— Start Text segment —

2. (SBU) Critics of the military regime believe the forces
set off the fire while storming the embassy. Others say the
fire was set off by students inside the embassy who lobbed
molotov cocktails to deter the security forces. In any case,
37 persons died inside the diplomatic mission that day.
Quite a few people here hold Spanish Ambassador Cajal y
Lopez, who escaped with his life, responsible for the
tragedy, citing evidence that he invited the protestors to
the embassy and masterminded the "peaceful takeover" to
embarrass the regime. The facts were never clarified, as the
government closed its investigation about a month after the
fire, leading many people to hold the president, General
Lucas Garcia, and his security team responsible.
3. (SBU) Recently, however, a Spanish court resurrected
hopes that justice might be done by requesting the
extradition from Mexico of Donaldo Alvarez, who as Interior
Minister at the time, had overseen the storming of the
embassy.
The bishop gets some security
--------------
4. (SBU) In a recent letter, we reported that Bishop Alvaro
Ramazzini had locked horns with President Berger over the
issue of strip mining for gold. We noted the makings of a
rapprochement, as Berger and VP Stein met with Ramazzini, and
they agreed to work together on a new mining law. Over the
ensuing weekend, however, Ramazzini was once again in the
press, this time because of press reports that an unnamed
former officer of the EMP, the military's now-dismantled
presidential security staff, claimed an unidentified woman
had offered him $50,000 to assassinate Bishop Ramazzini. The
threat against Ramazzini conjured up memories of the unsolved
1998 murder of Bishop Gerardi. Although it was never
determined whether that murder was a crime of passion,
politics, or lucre, it gave the Arzu administration a black
eye. Perhaps with that in mind, the Berger administration
quickly reached out to its erstwhile antagonist and offered
him his choice of protection by the police, presidential
security, or armed private bodyguards. The bishop, who said
he was no stranger to death threats but felt alarmed by this
plot, accepted the offer of presidential security, which was
very much in evidence at Ramazzini's most recent public
appearances.
Mining Issue: Truce with the Church in Sight?
--------------
5. (SBU) Berger's war of words with Bishop Ramazzini
escalated when Cardinal Quezada Toruno and the Episcopal
Conference rallied to the Bishop's defense. Quezada used
Sunday Mass on January 23 to declare solidarity with
Ramazzini's position against open-pit mining and criticize
Berger for accusations that were "false and unjust." Media
commentators joined the fray, with a few supporting the
bishops' principled position while others dug up the Church's
history in Guatemala of political involvement and called on
the Church to stick to more spiritual matters. Vice
President Stein (who was, once upon a time, a Jesuit
seminarian) quietly engaged in the dialogue after President
Human Rights Commissioner Frank Larue, apparently
freelancing, called for a national dialogue and high-level
commission to review mining policy.

— End Text segment —
— Start Provided data —

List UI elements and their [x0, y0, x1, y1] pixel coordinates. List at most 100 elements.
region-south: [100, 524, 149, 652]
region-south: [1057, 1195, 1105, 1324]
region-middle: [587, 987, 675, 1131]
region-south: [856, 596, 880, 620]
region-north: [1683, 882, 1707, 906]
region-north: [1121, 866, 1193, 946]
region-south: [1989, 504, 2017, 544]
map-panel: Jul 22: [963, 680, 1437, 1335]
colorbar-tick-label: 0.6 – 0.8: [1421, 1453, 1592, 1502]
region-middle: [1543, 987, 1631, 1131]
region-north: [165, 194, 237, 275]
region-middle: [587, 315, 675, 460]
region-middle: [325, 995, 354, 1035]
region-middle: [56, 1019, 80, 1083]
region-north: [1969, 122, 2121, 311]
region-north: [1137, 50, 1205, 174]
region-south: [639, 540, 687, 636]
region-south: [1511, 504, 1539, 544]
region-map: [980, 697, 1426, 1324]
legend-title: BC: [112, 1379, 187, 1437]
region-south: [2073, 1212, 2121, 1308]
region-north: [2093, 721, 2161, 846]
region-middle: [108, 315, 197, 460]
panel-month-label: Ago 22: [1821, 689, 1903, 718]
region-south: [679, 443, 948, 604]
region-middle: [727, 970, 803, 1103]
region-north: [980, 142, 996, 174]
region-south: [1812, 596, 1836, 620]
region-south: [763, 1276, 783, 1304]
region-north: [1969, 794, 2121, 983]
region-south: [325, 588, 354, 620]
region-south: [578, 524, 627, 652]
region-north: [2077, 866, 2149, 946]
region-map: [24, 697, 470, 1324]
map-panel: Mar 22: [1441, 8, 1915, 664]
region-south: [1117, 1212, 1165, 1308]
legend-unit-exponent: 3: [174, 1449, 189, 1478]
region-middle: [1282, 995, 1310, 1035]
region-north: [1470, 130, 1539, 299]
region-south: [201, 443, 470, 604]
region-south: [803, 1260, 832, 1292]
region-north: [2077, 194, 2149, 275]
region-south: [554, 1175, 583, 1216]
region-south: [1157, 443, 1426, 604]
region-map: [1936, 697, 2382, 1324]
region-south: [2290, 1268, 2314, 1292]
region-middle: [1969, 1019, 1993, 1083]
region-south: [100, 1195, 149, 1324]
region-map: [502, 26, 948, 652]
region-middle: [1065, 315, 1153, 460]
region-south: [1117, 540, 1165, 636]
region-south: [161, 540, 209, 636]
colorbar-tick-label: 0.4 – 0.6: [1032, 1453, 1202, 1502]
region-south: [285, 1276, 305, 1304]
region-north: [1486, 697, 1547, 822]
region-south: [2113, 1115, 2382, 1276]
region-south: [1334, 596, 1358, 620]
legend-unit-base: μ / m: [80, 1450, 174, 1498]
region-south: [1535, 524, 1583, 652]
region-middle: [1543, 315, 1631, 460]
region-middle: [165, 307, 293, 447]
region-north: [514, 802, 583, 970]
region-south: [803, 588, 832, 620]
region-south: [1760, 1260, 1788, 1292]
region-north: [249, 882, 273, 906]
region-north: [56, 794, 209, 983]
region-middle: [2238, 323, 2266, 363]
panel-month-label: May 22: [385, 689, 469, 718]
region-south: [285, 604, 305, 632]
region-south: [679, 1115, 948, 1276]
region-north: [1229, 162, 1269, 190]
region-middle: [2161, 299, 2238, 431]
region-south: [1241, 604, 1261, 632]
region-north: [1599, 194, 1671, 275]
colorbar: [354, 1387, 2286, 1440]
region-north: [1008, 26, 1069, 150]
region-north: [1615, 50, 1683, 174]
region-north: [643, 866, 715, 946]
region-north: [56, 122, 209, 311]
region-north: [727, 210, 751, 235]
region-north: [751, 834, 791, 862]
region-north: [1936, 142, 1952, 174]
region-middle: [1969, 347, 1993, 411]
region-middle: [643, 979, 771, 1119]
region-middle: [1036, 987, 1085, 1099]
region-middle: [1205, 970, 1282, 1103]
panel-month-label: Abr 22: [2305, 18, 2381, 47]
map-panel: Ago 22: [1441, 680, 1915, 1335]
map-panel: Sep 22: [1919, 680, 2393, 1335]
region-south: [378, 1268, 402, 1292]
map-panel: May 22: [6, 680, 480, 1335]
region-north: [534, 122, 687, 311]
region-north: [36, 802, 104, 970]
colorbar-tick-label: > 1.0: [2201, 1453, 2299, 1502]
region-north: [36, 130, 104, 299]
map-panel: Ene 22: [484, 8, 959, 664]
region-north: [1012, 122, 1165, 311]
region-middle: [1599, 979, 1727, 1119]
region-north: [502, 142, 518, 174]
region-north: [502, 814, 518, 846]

— End Provided data —

Reproduce the text on Guatemalan politics between "Quite a few" and "security team responsible.", inclusive, substituting "inquiry" for "investigation".

Quite a few people here hold Spanish Ambassador Cajal y
Lopez, who escaped with his life, responsible for the
tragedy, citing evidence that he invited the protestors to
the embassy and masterminded the "peaceful takeover" to
embarrass the regime. The facts were never clarified, as the
government closed its inquiry about a month after the
fire, leading many people to hold the president, General
Lucas Garcia, and his security team responsible.